-- WHAT YOU NEED TO DO --
Exactly reproduce each entry, leaving out nothing.

**********

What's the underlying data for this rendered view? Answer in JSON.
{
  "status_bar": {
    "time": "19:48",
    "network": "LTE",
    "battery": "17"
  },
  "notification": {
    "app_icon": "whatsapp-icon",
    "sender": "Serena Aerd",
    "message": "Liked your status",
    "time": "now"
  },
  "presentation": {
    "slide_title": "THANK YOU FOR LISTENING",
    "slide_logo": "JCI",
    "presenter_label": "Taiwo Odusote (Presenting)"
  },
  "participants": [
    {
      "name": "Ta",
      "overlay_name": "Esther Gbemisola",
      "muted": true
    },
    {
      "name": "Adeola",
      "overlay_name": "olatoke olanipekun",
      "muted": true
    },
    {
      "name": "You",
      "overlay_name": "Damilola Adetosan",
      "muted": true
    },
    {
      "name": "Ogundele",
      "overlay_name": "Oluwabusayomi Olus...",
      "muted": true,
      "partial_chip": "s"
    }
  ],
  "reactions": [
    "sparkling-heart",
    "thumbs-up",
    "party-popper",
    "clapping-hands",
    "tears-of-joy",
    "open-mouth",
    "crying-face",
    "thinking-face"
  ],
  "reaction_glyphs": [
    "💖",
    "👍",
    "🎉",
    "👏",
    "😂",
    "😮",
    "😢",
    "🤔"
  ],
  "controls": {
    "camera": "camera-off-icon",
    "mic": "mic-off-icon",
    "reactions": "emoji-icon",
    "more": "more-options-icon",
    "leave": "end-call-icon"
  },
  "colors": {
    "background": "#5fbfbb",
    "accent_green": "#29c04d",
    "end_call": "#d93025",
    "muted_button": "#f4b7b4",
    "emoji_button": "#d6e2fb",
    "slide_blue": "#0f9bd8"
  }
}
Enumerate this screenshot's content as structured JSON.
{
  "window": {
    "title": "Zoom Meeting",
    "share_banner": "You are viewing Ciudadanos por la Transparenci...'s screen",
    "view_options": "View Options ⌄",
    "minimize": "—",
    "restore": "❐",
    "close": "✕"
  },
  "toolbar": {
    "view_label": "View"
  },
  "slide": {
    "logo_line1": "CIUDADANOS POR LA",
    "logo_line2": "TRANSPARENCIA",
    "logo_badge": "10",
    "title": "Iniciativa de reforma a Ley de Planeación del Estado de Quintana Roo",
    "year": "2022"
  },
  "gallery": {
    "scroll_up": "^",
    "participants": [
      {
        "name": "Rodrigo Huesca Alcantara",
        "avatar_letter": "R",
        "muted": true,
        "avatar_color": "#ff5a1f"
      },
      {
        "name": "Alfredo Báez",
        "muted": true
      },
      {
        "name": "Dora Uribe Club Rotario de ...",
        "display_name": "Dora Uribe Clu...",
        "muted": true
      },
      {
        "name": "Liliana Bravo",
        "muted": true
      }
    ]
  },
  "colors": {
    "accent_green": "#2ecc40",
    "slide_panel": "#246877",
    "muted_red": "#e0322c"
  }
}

**********

-- RESPONSE --
What's the underlying data for this rendered view? Answer in JSON.
{
  "status_bar": {
    "time": "19:48",
    "network": "LTE",
    "battery": "17"
  },
  "notification": {
    "app_icon": "whatsapp-icon",
    "sender": "Serena Aerd",
    "message": "Liked your status",
    "time": "now"
  },
  "presentation": {
    "slide_title": "THANK YOU FOR LISTENING",
    "slide_logo": "JCI",
    "presenter_label": "Taiwo Odusote (Presenting)"
  },
  "participants": [
    {
      "name": "Ta",
      "overlay_name": "Esther Gbemisola",
      "muted": true
    },
    {
      "name": "Adeola",
      "overlay_name": "olatoke olanipekun",
      "muted": true
    },
    {
      "name": "You",
      "overlay_name": "Damilola Adetosan",
      "muted": true
    },
    {
      "name": "Ogundele",
      "overlay_name": "Oluwabusayomi Olus...",
      "muted": true,
      "partial_chip": "s"
    }
  ],
  "reactions": [
    "sparkling-heart",
    "thumbs-up",
    "party-popper",
    "clapping-hands",
    "tears-of-joy",
    "open-mouth",
    "crying-face",
    "thinking-face"
  ],
  "reaction_glyphs": [
    "💖",
    "👍",
    "🎉",
    "👏",
    "😂",
    "😮",
    "😢",
    "🤔"
  ],
  "controls": {
    "camera": "camera-off-icon",
    "mic": "mic-off-icon",
    "reactions": "emoji-icon",
    "more": "more-options-icon",
    "leave": "end-call-icon"
  },
  "colors": {
    "background": "#5fbfbb",
    "accent_green": "#29c04d",
    "end_call": "#d93025",
    "muted_button": "#f4b7b4",
    "emoji_button": "#d6e2fb",
    "slide_blue": "#0f9bd8"
  }
}
Enumerate this screenshot's content as structured JSON.
{
  "window": {
    "title": "Zoom Meeting",
    "share_banner": "You are viewing Ciudadanos por la Transparenci...'s screen",
    "view_options": "View Options ⌄",
    "minimize": "—",
    "restore": "❐",
    "close": "✕"
  },
  "toolbar": {
    "view_label": "View"
  },
  "slide": {
    "logo_line1": "CIUDADANOS POR LA",
    "logo_line2": "TRANSPARENCIA",
    "logo_badge": "10",
    "title": "Iniciativa de reforma a Ley de Planeación del Estado de Quintana Roo",
    "year": "2022"
  },
  "gallery": {
    "scroll_up": "^",
    "participants": [
      {
        "name": "Rodrigo Huesca Alcantara",
        "avatar_letter": "R",
        "muted": true,
        "avatar_color": "#ff5a1f"
      },
      {
        "name": "Alfredo Báez",
        "muted": true
      },
      {
        "name": "Dora Uribe Club Rotario de ...",
        "display_name": "Dora Uribe Clu...",
        "muted": true
      },
      {
        "name": "Liliana Bravo",
        "muted": true
      }
    ]
  },
  "colors": {
    "accent_green": "#2ecc40",
    "slide_panel": "#246877",
    "muted_red": "#e0322c"
  }
}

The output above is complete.